> **What you need to do**
Work through the following lines and count those that hold the word "this". Reply with that number only.

> **Input**
▼
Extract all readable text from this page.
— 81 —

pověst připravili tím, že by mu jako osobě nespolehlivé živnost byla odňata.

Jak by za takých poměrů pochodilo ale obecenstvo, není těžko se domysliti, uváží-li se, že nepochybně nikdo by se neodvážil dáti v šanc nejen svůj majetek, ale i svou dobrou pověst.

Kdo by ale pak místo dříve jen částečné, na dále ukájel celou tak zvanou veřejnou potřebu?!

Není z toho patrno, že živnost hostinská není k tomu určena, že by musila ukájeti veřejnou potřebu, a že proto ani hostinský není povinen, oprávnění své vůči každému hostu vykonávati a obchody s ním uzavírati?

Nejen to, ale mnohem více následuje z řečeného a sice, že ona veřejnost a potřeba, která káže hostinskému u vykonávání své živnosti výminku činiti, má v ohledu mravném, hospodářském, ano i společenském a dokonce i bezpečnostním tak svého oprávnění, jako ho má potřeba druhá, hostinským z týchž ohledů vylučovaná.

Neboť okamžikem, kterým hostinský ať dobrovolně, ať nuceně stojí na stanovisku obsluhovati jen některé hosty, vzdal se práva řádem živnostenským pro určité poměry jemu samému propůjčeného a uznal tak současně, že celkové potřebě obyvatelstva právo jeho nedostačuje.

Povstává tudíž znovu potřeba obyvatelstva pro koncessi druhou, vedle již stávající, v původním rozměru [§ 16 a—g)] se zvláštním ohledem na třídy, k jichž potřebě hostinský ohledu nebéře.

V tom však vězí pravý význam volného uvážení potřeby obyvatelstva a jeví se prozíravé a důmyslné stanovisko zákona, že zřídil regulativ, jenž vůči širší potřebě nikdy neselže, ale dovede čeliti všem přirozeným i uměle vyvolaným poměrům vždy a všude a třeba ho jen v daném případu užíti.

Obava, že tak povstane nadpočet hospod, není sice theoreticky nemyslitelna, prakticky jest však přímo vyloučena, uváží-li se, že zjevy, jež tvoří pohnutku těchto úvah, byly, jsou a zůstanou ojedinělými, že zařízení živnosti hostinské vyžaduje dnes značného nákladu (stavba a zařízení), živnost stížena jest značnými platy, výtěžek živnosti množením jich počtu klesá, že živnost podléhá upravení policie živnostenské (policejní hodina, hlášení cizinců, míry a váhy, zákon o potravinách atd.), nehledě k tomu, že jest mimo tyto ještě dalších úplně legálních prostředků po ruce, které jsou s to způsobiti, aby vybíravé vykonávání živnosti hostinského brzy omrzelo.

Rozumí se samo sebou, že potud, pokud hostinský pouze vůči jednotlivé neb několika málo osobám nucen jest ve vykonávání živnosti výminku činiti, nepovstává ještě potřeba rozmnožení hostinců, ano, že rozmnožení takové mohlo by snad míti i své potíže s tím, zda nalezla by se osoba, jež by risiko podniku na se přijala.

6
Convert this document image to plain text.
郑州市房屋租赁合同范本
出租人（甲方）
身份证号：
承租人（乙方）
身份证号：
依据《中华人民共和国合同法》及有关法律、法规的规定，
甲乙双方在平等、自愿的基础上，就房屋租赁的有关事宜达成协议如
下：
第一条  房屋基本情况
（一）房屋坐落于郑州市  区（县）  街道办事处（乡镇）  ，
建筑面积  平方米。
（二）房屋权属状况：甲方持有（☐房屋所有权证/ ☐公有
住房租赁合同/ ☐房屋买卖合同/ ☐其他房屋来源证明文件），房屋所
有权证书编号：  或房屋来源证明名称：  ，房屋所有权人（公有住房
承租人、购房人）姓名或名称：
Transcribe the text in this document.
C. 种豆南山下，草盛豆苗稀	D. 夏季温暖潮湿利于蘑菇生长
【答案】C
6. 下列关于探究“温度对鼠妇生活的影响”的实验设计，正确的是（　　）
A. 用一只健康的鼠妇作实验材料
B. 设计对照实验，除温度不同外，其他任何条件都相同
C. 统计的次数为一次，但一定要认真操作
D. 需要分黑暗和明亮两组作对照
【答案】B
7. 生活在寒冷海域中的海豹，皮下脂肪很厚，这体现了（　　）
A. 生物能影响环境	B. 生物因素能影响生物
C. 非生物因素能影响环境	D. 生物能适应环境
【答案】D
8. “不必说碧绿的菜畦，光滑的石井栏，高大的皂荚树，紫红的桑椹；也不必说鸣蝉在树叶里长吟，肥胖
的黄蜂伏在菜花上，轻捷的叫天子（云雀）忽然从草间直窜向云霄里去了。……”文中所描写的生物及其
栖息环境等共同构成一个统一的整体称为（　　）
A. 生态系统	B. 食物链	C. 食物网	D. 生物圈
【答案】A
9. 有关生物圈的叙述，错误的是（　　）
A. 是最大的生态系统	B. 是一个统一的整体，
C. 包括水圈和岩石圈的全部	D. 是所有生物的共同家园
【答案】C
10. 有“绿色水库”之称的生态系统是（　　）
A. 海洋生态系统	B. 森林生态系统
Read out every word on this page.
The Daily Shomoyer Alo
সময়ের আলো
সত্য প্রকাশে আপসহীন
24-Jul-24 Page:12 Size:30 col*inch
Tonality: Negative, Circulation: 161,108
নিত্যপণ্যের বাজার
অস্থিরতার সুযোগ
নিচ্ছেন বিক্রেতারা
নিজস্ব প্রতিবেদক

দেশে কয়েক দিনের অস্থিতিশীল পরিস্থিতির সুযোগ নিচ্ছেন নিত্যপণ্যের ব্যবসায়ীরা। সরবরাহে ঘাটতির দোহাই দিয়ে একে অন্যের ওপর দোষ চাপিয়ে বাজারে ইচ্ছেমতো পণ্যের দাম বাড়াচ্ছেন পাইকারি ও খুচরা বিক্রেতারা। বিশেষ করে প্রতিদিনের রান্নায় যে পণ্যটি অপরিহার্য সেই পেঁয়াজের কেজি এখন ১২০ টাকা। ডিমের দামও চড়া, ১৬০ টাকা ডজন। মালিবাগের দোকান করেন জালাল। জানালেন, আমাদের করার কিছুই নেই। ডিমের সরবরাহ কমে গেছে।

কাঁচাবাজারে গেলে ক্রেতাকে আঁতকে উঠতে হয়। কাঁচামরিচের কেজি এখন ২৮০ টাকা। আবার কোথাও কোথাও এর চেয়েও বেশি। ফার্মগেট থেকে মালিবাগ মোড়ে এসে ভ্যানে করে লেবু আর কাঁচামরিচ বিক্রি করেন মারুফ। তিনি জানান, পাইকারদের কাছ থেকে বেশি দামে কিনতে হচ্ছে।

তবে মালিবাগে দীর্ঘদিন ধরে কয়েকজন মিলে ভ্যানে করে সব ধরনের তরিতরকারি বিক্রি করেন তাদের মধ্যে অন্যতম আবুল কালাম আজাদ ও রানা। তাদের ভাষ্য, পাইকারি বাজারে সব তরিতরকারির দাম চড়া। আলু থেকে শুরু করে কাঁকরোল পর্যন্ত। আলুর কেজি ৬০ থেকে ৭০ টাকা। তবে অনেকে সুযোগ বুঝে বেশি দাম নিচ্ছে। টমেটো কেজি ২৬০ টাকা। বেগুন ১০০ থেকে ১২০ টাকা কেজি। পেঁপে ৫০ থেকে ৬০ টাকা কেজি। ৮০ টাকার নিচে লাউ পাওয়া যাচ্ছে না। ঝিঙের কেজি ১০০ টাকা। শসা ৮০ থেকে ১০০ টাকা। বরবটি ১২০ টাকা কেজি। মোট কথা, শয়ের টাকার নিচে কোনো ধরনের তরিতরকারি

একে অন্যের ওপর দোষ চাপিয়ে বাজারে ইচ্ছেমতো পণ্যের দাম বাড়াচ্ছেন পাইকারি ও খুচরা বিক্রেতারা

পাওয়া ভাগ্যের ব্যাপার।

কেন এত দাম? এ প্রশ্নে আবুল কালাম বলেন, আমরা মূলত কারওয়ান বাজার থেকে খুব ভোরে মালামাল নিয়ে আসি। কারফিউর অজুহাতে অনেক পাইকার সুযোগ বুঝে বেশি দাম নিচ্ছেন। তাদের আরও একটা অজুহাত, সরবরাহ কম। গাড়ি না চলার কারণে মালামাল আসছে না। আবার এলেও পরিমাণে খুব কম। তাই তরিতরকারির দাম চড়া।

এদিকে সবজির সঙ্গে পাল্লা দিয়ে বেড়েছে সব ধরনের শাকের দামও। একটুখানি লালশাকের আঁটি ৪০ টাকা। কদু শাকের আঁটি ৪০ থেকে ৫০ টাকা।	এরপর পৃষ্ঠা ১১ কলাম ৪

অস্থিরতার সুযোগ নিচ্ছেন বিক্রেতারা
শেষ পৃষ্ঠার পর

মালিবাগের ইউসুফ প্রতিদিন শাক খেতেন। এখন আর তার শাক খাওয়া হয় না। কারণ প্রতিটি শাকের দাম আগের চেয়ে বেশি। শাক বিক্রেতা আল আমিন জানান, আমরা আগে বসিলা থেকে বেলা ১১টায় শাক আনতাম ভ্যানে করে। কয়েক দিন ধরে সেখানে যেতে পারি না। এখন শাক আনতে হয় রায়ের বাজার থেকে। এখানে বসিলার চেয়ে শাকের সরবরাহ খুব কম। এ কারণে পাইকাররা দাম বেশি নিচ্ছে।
▲
> **Finished exercise**
4